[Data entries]
-------
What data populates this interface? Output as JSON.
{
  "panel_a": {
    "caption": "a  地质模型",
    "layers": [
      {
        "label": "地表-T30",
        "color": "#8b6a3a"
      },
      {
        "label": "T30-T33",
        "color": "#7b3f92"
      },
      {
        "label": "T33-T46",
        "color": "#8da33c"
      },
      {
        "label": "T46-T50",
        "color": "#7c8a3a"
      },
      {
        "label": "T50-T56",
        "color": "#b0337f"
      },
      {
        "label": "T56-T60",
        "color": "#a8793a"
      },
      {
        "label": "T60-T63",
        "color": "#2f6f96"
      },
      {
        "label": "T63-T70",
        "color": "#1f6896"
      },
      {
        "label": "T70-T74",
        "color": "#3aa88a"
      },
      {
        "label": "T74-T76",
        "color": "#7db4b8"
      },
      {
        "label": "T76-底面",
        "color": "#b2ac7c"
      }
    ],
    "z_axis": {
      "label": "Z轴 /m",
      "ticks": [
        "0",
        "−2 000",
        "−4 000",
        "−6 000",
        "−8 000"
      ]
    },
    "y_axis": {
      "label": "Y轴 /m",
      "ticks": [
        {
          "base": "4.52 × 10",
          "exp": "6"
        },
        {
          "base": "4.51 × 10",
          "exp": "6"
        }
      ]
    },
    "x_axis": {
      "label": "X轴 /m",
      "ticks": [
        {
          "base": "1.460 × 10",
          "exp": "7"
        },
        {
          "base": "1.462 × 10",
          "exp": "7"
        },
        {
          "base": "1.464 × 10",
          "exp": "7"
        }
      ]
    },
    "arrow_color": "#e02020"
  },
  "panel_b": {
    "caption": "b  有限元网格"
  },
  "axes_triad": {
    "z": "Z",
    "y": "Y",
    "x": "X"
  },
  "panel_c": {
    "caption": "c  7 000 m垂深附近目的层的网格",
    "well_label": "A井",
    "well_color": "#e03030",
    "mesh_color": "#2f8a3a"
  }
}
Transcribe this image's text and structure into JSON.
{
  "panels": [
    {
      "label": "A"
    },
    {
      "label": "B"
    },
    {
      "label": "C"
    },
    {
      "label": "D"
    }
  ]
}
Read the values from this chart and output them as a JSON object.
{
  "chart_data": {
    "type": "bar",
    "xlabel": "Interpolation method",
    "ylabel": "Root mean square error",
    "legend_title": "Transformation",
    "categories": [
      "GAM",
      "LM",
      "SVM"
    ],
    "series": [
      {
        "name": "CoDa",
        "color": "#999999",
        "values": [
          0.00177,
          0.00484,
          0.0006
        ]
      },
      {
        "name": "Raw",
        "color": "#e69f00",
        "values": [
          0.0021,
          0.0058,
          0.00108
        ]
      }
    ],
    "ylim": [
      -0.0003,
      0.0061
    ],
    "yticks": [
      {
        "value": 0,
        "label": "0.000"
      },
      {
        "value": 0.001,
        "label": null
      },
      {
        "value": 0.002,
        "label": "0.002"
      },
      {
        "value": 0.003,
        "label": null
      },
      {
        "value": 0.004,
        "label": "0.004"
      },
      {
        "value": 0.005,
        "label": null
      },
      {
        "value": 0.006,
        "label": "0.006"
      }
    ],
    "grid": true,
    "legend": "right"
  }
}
-------
## STATED GOAL
Every record should be given again exactly.

## EXERCISE OUTPUT
What data populates this interface? Output as JSON.
{
  "panel_a": {
    "caption": "a  地质模型",
    "layers": [
      {
        "label": "地表-T30",
        "color": "#8b6a3a"
      },
      {
        "label": "T30-T33",
        "color": "#7b3f92"
      },
      {
        "label": "T33-T46",
        "color": "#8da33c"
      },
      {
        "label": "T46-T50",
        "color": "#7c8a3a"
      },
      {
        "label": "T50-T56",
        "color": "#b0337f"
      },
      {
        "label": "T56-T60",
        "color": "#a8793a"
      },
      {
        "label": "T60-T63",
        "color": "#2f6f96"
      },
      {
        "label": "T63-T70",
        "color": "#1f6896"
      },
      {
        "label": "T70-T74",
        "color": "#3aa88a"
      },
      {
        "label": "T74-T76",
        "color": "#7db4b8"
      },
      {
        "label": "T76-底面",
        "color": "#b2ac7c"
      }
    ],
    "z_axis": {
      "label": "Z轴 /m",
      "ticks": [
        "0",
        "−2 000",
        "−4 000",
        "−6 000",
        "−8 000"
      ]
    },
    "y_axis": {
      "label": "Y轴 /m",
      "ticks": [
        {
          "base": "4.52 × 10",
          "exp": "6"
        },
        {
          "base": "4.51 × 10",
          "exp": "6"
        }
      ]
    },
    "x_axis": {
      "label": "X轴 /m",
      "ticks": [
        {
          "base": "1.460 × 10",
          "exp": "7"
        },
        {
          "base": "1.462 × 10",
          "exp": "7"
        },
        {
          "base": "1.464 × 10",
          "exp": "7"
        }
      ]
    },
    "arrow_color": "#e02020"
  },
  "panel_b": {
    "caption": "b  有限元网格"
  },
  "axes_triad": {
    "z": "Z",
    "y": "Y",
    "x": "X"
  },
  "panel_c": {
    "caption": "c  7 000 m垂深附近目的层的网格",
    "well_label": "A井",
    "well_color": "#e03030",
    "mesh_color": "#2f8a3a"
  }
}
Transcribe this image's text and structure into JSON.
{
  "panels": [
    {
      "label": "A"
    },
    {
      "label": "B"
    },
    {
      "label": "C"
    },
    {
      "label": "D"
    }
  ]
}
Read the values from this chart and output them as a JSON object.
{
  "chart_data": {
    "type": "bar",
    "xlabel": "Interpolation method",
    "ylabel": "Root mean square error",
    "legend_title": "Transformation",
    "categories": [
      "GAM",
      "LM",
      "SVM"
    ],
    "series": [
      {
        "name": "CoDa",
        "color": "#999999",
        "values": [
          0.00177,
          0.00484,
          0.0006
        ]
      },
      {
        "name": "Raw",
        "color": "#e69f00",
        "values": [
          0.0021,
          0.0058,
          0.00108
        ]
      }
    ],
    "ylim": [
      -0.0003,
      0.0061
    ],
    "yticks": [
      {
        "value": 0,
        "label": "0.000"
      },
      {
        "value": 0.001,
        "label": null
      },
      {
        "value": 0.002,
        "label": "0.002"
      },
      {
        "value": 0.003,
        "label": null
      },
      {
        "value": 0.004,
        "label": "0.004"
      },
      {
        "value": 0.005,
        "label": null
      },
      {
        "value": 0.006,
        "label": "0.006"
      }
    ],
    "grid": true,
    "legend": "right"
  }
}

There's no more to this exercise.